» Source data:
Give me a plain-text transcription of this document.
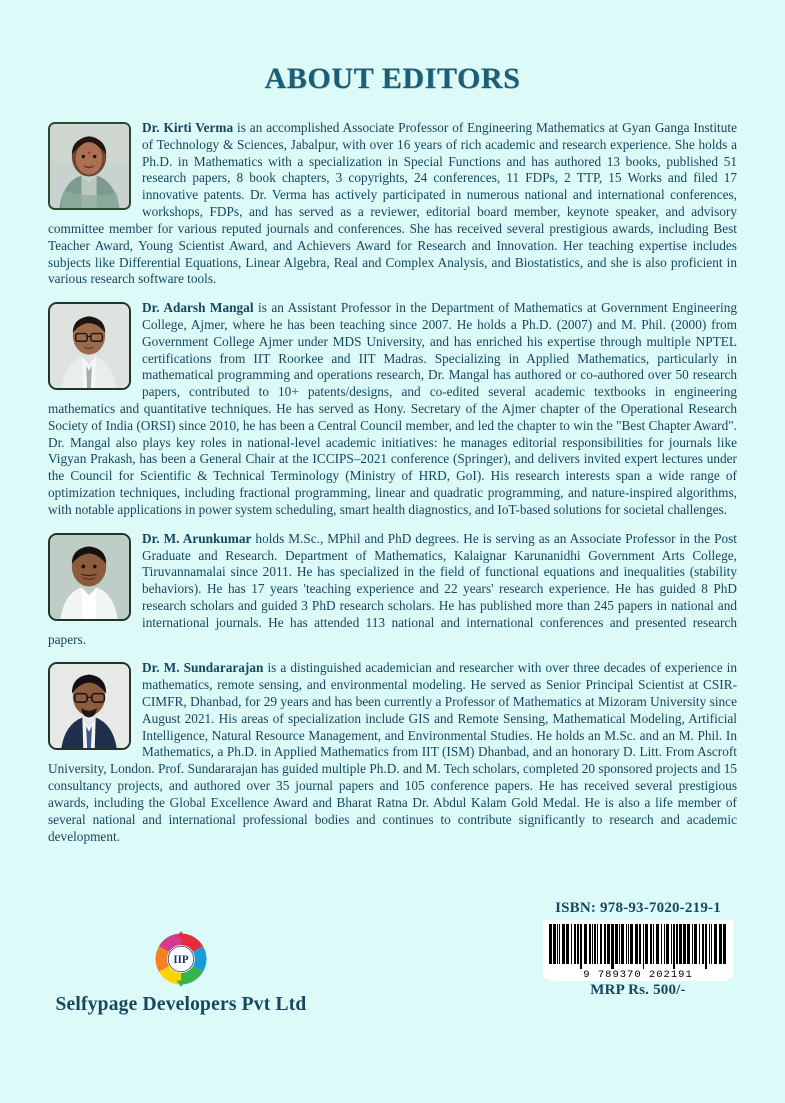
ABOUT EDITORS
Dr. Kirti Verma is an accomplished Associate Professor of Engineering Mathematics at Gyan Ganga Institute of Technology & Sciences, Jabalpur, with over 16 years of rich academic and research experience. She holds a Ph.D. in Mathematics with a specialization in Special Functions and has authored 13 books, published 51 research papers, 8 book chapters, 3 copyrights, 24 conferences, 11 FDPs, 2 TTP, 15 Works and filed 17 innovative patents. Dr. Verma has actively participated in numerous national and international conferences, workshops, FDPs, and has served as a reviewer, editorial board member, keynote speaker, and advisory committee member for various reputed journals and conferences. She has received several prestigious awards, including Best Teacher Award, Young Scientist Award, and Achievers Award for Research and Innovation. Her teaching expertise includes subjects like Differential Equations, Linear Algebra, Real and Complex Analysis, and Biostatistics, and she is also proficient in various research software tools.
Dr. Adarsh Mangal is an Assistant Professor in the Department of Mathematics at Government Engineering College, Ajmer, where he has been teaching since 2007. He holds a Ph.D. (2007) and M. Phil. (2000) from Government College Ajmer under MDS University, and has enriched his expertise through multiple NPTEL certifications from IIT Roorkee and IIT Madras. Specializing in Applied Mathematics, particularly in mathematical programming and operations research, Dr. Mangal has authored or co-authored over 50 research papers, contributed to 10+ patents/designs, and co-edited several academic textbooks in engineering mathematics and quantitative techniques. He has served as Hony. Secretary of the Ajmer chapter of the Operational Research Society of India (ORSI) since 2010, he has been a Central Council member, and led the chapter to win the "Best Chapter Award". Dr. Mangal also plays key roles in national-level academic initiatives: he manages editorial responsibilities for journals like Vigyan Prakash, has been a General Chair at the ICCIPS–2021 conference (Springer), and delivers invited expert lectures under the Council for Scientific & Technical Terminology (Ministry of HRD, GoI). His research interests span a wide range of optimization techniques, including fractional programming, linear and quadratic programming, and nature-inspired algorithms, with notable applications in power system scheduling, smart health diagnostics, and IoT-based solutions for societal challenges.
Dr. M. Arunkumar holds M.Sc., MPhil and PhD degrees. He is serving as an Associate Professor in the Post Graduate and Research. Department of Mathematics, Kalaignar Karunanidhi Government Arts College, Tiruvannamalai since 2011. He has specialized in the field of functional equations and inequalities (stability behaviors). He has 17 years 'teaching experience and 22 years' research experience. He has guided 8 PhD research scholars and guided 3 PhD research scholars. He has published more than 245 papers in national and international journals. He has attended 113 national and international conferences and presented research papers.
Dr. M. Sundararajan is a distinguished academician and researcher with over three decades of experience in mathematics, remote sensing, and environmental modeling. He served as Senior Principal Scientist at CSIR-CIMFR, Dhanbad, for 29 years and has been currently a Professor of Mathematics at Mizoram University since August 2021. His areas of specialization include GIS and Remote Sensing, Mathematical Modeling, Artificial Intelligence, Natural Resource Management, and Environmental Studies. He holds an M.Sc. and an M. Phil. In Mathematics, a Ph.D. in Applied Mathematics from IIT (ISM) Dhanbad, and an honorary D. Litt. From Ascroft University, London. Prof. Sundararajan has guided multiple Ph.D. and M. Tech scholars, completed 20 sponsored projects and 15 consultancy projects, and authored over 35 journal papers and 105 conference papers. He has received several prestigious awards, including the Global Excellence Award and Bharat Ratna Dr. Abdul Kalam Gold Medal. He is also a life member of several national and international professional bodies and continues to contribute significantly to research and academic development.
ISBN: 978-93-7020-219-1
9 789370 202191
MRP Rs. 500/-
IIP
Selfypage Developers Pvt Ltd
...
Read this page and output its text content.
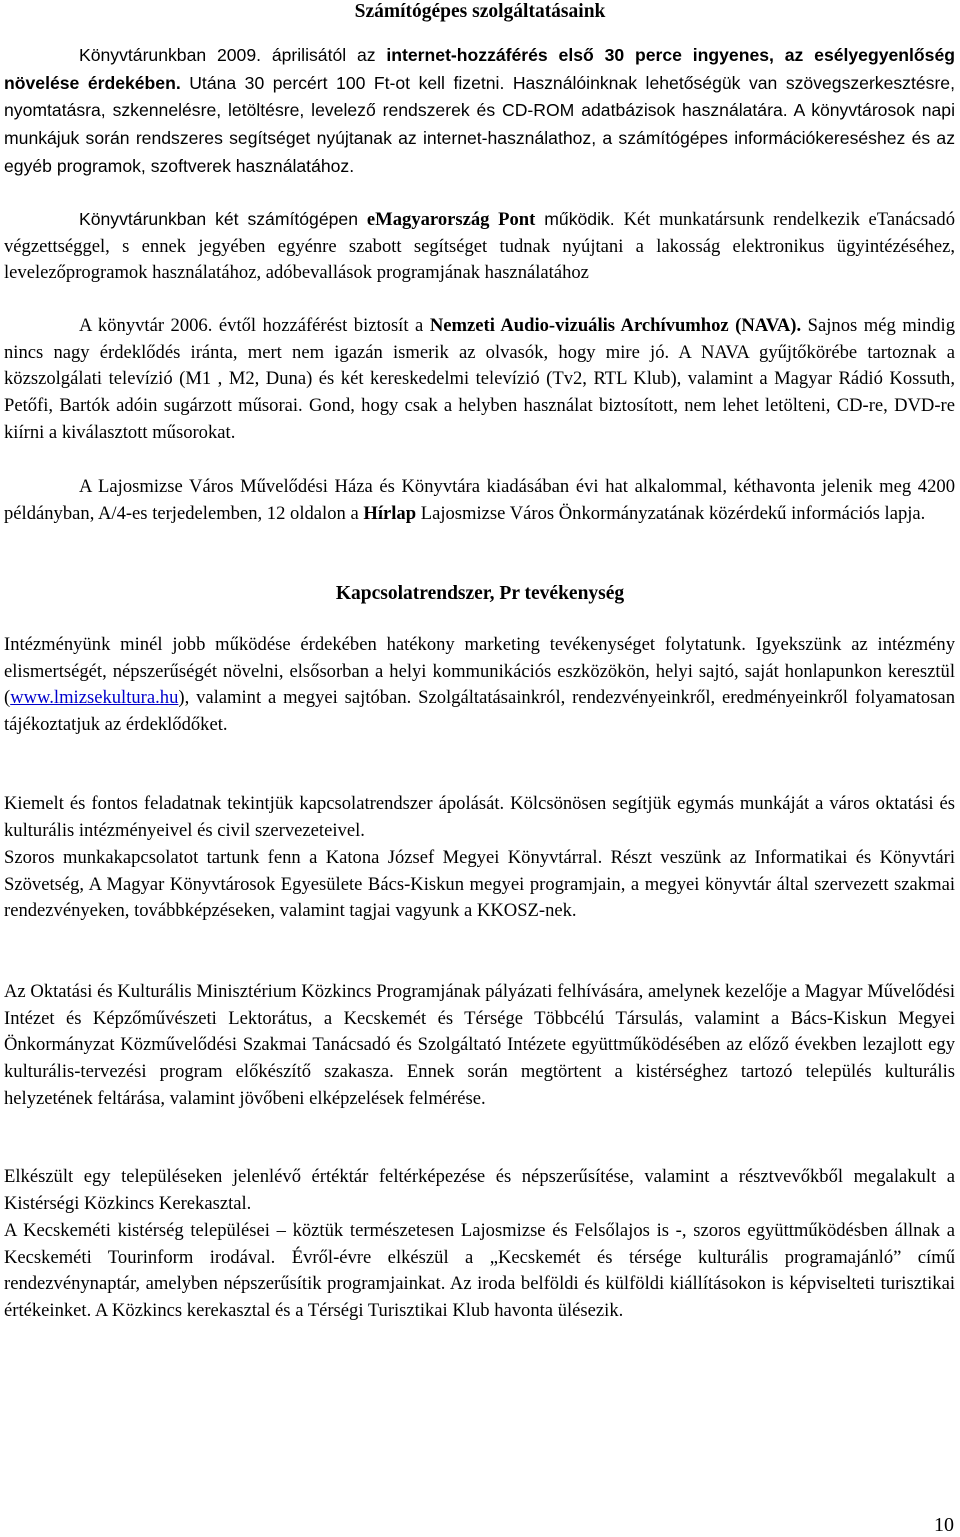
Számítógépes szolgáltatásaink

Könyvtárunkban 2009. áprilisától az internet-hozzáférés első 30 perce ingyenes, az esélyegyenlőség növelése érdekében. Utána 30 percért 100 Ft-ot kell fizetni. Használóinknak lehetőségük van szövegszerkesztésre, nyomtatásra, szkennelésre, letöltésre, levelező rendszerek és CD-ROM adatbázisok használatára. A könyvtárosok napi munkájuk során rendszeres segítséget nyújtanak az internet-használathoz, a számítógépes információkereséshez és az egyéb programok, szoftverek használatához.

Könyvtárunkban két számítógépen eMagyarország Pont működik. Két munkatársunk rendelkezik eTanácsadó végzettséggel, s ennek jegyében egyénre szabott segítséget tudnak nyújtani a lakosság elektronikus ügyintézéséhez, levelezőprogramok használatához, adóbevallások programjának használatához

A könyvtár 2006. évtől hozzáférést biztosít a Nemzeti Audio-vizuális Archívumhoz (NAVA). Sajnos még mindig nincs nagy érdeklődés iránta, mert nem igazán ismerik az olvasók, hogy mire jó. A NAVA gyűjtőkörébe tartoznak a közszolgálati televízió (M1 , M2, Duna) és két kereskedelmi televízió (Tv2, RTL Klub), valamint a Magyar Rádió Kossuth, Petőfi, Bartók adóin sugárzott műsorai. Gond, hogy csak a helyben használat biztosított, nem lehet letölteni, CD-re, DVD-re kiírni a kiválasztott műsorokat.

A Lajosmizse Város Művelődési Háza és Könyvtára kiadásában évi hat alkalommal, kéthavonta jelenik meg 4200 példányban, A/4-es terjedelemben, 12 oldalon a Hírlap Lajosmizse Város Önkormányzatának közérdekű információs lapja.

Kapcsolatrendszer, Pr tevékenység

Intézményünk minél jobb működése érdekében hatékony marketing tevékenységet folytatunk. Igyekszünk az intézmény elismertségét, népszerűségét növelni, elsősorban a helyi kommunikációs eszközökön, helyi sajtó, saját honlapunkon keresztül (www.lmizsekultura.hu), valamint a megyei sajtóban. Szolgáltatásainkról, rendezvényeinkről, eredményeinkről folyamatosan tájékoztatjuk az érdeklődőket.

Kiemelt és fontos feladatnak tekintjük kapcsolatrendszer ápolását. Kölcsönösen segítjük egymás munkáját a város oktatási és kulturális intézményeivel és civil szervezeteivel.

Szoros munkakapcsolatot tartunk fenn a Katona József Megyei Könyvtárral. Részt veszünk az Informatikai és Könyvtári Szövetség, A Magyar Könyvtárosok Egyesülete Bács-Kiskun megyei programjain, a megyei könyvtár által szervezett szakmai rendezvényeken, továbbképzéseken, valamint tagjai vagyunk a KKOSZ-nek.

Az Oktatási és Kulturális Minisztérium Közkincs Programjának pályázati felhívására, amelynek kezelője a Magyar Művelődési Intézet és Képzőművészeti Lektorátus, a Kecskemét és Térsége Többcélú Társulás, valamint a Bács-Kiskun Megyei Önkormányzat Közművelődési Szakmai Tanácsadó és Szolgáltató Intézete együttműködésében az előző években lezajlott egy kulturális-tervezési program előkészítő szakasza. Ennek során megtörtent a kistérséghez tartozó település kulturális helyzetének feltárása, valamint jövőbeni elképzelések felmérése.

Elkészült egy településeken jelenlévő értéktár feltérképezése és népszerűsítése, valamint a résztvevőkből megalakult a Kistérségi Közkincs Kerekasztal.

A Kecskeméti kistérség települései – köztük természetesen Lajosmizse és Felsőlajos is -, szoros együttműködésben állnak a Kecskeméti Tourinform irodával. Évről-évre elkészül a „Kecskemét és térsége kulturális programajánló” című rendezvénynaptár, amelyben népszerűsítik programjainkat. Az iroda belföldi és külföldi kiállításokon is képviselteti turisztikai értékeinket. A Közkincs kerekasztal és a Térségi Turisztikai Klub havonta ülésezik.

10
* * *
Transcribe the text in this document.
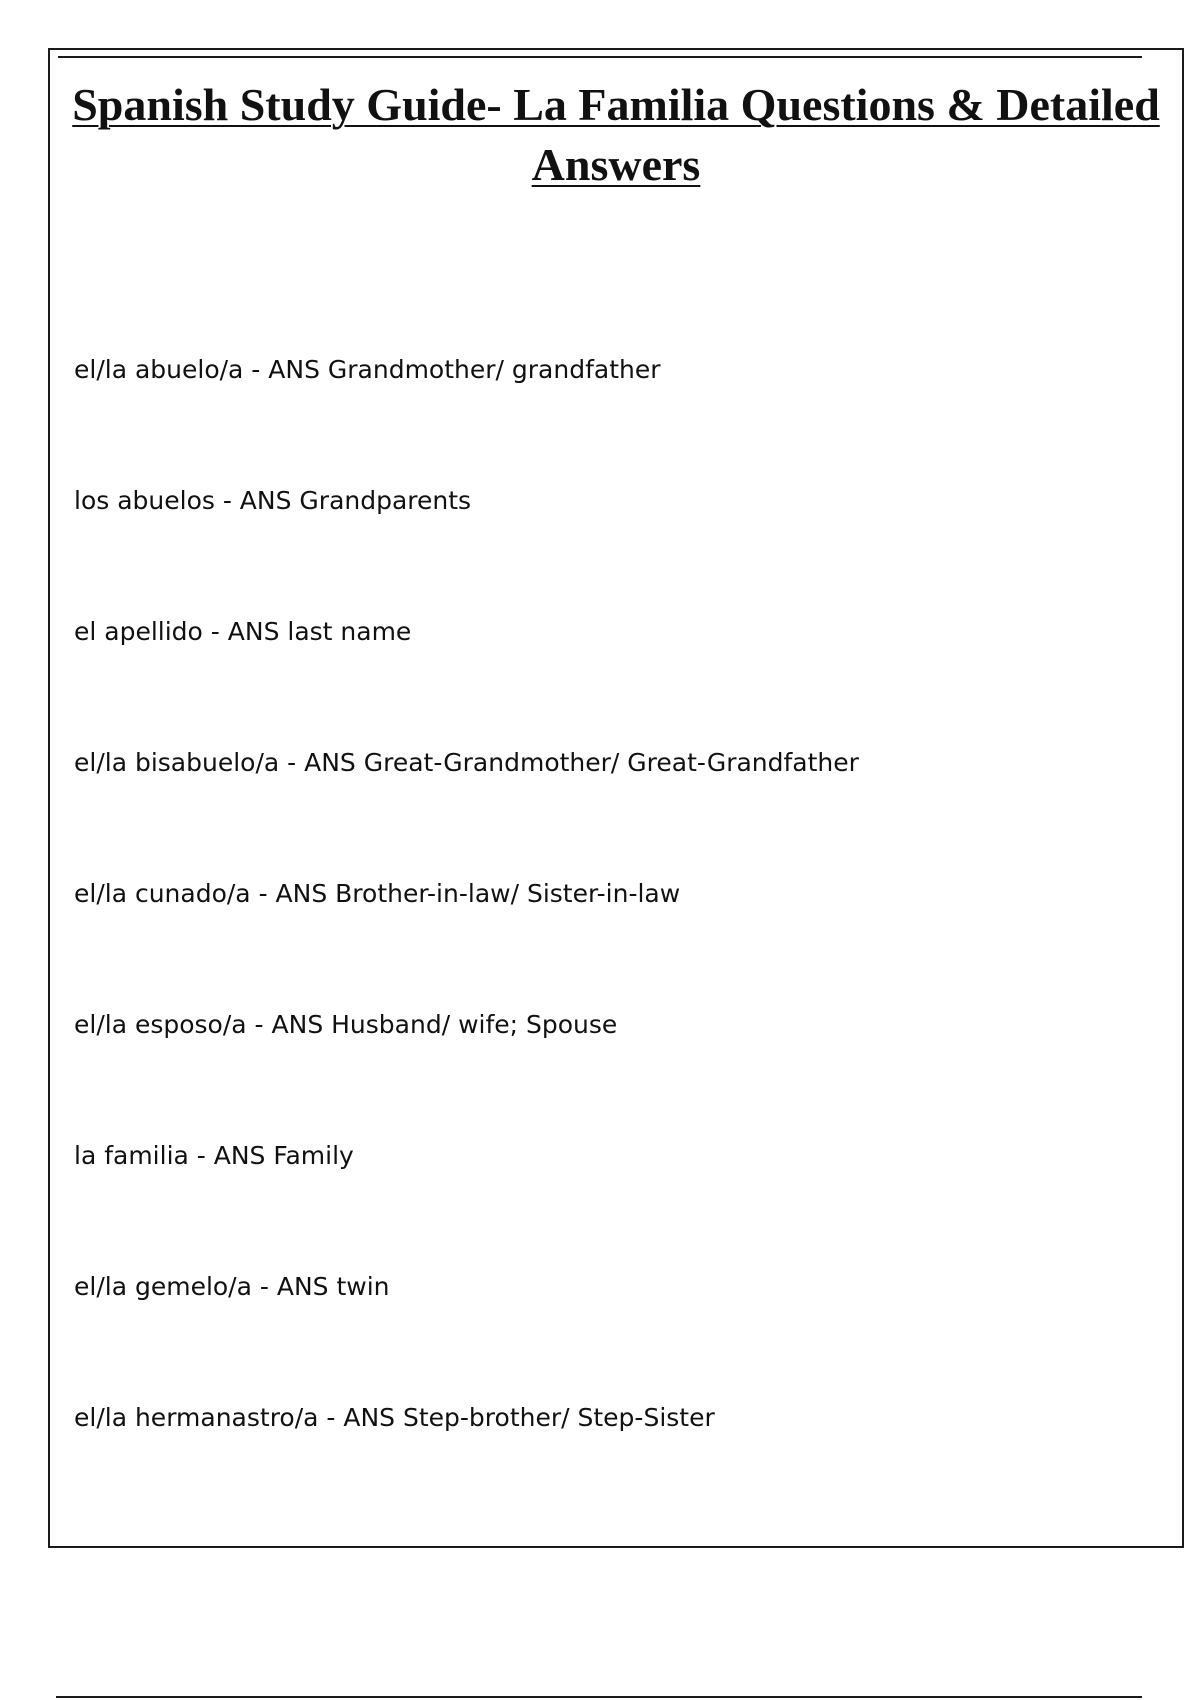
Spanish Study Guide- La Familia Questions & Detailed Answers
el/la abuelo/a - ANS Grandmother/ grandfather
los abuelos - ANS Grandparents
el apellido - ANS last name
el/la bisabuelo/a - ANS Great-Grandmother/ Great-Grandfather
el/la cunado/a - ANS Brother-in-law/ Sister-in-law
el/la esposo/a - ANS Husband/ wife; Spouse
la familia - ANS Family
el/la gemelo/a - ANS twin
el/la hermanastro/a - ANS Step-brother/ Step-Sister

» Goal:
Copy all lines of the listing above that contain the string "this".

» Answer to the problem:
Give me a plain-text transcription of this document.
Read this page and output its text content.
Transcribe the text in this document.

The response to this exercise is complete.